━━ PROVIDED RECORDS

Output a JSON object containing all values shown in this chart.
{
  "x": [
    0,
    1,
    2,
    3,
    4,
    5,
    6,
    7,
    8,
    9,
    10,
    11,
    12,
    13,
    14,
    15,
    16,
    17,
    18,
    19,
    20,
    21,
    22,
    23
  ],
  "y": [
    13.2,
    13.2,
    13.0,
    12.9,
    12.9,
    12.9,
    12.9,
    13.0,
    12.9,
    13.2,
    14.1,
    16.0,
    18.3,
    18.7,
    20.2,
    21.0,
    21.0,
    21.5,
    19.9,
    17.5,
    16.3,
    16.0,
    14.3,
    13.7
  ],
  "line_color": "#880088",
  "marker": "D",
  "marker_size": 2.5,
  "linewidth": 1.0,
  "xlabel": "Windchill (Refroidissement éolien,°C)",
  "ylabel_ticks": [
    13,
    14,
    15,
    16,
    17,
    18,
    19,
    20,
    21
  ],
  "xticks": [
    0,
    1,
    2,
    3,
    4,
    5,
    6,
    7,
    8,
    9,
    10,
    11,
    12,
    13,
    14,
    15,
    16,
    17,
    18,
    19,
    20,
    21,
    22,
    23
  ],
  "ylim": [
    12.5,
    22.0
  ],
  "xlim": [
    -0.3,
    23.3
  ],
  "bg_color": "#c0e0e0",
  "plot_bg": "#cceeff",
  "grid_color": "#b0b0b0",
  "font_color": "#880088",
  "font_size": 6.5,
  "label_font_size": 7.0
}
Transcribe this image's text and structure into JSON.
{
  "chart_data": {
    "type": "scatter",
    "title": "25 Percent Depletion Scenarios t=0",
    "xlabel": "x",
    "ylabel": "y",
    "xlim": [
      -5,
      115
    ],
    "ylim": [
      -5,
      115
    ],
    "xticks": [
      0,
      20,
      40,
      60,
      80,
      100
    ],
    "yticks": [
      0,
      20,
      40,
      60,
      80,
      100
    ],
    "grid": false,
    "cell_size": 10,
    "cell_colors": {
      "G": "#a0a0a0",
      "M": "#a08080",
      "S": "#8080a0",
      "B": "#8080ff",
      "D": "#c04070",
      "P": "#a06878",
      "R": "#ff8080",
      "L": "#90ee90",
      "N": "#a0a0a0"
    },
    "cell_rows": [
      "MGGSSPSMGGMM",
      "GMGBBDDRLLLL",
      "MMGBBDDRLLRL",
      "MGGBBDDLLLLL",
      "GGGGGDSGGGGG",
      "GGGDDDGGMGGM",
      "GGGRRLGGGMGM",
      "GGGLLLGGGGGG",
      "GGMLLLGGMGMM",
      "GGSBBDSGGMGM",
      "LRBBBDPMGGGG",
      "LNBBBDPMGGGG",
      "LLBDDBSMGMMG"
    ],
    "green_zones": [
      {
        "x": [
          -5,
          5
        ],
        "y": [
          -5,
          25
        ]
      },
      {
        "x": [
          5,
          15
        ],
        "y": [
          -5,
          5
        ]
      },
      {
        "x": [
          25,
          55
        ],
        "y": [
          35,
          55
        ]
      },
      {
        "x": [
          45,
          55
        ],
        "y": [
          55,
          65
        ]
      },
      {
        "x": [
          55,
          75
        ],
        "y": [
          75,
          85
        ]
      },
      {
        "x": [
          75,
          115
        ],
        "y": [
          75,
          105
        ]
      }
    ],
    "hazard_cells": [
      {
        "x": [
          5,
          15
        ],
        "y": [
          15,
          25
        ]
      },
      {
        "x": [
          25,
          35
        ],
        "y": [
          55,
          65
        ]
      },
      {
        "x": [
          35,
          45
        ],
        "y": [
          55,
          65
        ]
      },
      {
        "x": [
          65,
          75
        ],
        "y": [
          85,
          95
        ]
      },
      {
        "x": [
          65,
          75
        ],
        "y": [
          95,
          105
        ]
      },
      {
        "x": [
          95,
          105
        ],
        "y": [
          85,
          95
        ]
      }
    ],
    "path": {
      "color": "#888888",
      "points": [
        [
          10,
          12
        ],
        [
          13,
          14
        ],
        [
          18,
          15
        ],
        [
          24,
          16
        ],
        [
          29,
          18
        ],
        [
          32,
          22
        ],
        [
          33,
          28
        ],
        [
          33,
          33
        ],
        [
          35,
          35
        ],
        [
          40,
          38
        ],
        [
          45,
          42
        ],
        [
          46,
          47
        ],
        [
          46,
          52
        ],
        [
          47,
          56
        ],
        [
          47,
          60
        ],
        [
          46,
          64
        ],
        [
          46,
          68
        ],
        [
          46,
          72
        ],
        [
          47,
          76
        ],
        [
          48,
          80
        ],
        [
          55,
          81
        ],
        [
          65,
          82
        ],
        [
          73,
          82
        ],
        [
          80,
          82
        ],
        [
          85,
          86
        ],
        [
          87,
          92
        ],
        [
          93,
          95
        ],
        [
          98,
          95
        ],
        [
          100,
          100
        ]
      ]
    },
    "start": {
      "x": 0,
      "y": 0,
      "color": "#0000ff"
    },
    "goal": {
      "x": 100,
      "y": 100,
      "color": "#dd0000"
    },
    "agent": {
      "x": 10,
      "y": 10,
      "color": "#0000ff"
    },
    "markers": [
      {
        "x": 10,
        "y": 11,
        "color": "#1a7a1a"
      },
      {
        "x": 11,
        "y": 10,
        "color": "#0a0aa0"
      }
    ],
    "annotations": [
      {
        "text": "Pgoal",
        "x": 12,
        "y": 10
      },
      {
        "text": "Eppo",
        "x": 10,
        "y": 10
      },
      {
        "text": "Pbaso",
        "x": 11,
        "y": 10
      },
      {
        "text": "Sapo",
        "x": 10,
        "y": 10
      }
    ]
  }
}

━━━━

Every record above must be duplicated exactly.

Output a JSON object containing all values shown in this chart.
{
  "x": [
    0,
    1,
    2,
    3,
    4,
    5,
    6,
    7,
    8,
    9,
    10,
    11,
    12,
    13,
    14,
    15,
    16,
    17,
    18,
    19,
    20,
    21,
    22,
    23
  ],
  "y": [
    13.2,
    13.2,
    13.0,
    12.9,
    12.9,
    12.9,
    12.9,
    13.0,
    12.9,
    13.2,
    14.1,
    16.0,
    18.3,
    18.7,
    20.2,
    21.0,
    21.0,
    21.5,
    19.9,
    17.5,
    16.3,
    16.0,
    14.3,
    13.7
  ],
  "line_color": "#880088",
  "marker": "D",
  "marker_size": 2.5,
  "linewidth": 1.0,
  "xlabel": "Windchill (Refroidissement éolien,°C)",
  "ylabel_ticks": [
    13,
    14,
    15,
    16,
    17,
    18,
    19,
    20,
    21
  ],
  "xticks": [
    0,
    1,
    2,
    3,
    4,
    5,
    6,
    7,
    8,
    9,
    10,
    11,
    12,
    13,
    14,
    15,
    16,
    17,
    18,
    19,
    20,
    21,
    22,
    23
  ],
  "ylim": [
    12.5,
    22.0
  ],
  "xlim": [
    -0.3,
    23.3
  ],
  "bg_color": "#c0e0e0",
  "plot_bg": "#cceeff",
  "grid_color": "#b0b0b0",
  "font_color": "#880088",
  "font_size": 6.5,
  "label_font_size": 7.0
}
Transcribe this image's text and structure into JSON.
{
  "chart_data": {
    "type": "scatter",
    "title": "25 Percent Depletion Scenarios t=0",
    "xlabel": "x",
    "ylabel": "y",
    "xlim": [
      -5,
      115
    ],
    "ylim": [
      -5,
      115
    ],
    "xticks": [
      0,
      20,
      40,
      60,
      80,
      100
    ],
    "yticks": [
      0,
      20,
      40,
      60,
      80,
      100
    ],
    "grid": false,
    "cell_size": 10,
    "cell_colors": {
      "G": "#a0a0a0",
      "M": "#a08080",
      "S": "#8080a0",
      "B": "#8080ff",
      "D": "#c04070",
      "P": "#a06878",
      "R": "#ff8080",
      "L": "#90ee90",
      "N": "#a0a0a0"
    },
    "cell_rows": [
      "MGGSSPSMGGMM",
      "GMGBBDDRLLLL",
      "MMGBBDDRLLRL",
      "MGGBBDDLLLLL",
      "GGGGGDSGGGGG",
      "GGGDDDGGMGGM",
      "GGGRRLGGGMGM",
      "GGGLLLGGGGGG",
      "GGMLLLGGMGMM",
      "GGSBBDSGGMGM",
      "LRBBBDPMGGGG",
      "LNBBBDPMGGGG",
      "LLBDDBSMGMMG"
    ],
    "green_zones": [
      {
        "x": [
          -5,
          5
        ],
        "y": [
          -5,
          25
        ]
      },
      {
        "x": [
          5,
          15
        ],
        "y": [
          -5,
          5
        ]
      },
      {
        "x": [
          25,
          55
        ],
        "y": [
          35,
          55
        ]
      },
      {
        "x": [
          45,
          55
        ],
        "y": [
          55,
          65
        ]
      },
      {
        "x": [
          55,
          75
        ],
        "y": [
          75,
          85
        ]
      },
      {
        "x": [
          75,
          115
        ],
        "y": [
          75,
          105
        ]
      }
    ],
    "hazard_cells": [
      {
        "x": [
          5,
          15
        ],
        "y": [
          15,
          25
        ]
      },
      {
        "x": [
          25,
          35
        ],
        "y": [
          55,
          65
        ]
      },
      {
        "x": [
          35,
          45
        ],
        "y": [
          55,
          65
        ]
      },
      {
        "x": [
          65,
          75
        ],
        "y": [
          85,
          95
        ]
      },
      {
        "x": [
          65,
          75
        ],
        "y": [
          95,
          105
        ]
      },
      {
        "x": [
          95,
          105
        ],
        "y": [
          85,
          95
        ]
      }
    ],
    "path": {
      "color": "#888888",
      "points": [
        [
          10,
          12
        ],
        [
          13,
          14
        ],
        [
          18,
          15
        ],
        [
          24,
          16
        ],
        [
          29,
          18
        ],
        [
          32,
          22
        ],
        [
          33,
          28
        ],
        [
          33,
          33
        ],
        [
          35,
          35
        ],
        [
          40,
          38
        ],
        [
          45,
          42
        ],
        [
          46,
          47
        ],
        [
          46,
          52
        ],
        [
          47,
          56
        ],
        [
          47,
          60
        ],
        [
          46,
          64
        ],
        [
          46,
          68
        ],
        [
          46,
          72
        ],
        [
          47,
          76
        ],
        [
          48,
          80
        ],
        [
          55,
          81
        ],
        [
          65,
          82
        ],
        [
          73,
          82
        ],
        [
          80,
          82
        ],
        [
          85,
          86
        ],
        [
          87,
          92
        ],
        [
          93,
          95
        ],
        [
          98,
          95
        ],
        [
          100,
          100
        ]
      ]
    },
    "start": {
      "x": 0,
      "y": 0,
      "color": "#0000ff"
    },
    "goal": {
      "x": 100,
      "y": 100,
      "color": "#dd0000"
    },
    "agent": {
      "x": 10,
      "y": 10,
      "color": "#0000ff"
    },
    "markers": [
      {
        "x": 10,
        "y": 11,
        "color": "#1a7a1a"
      },
      {
        "x": 11,
        "y": 10,
        "color": "#0a0aa0"
      }
    ],
    "annotations": [
      {
        "text": "Pgoal",
        "x": 12,
        "y": 10
      },
      {
        "text": "Eppo",
        "x": 10,
        "y": 10
      },
      {
        "text": "Pbaso",
        "x": 11,
        "y": 10
      },
      {
        "text": "Sapo",
        "x": 10,
        "y": 10
      }
    ]
  }
}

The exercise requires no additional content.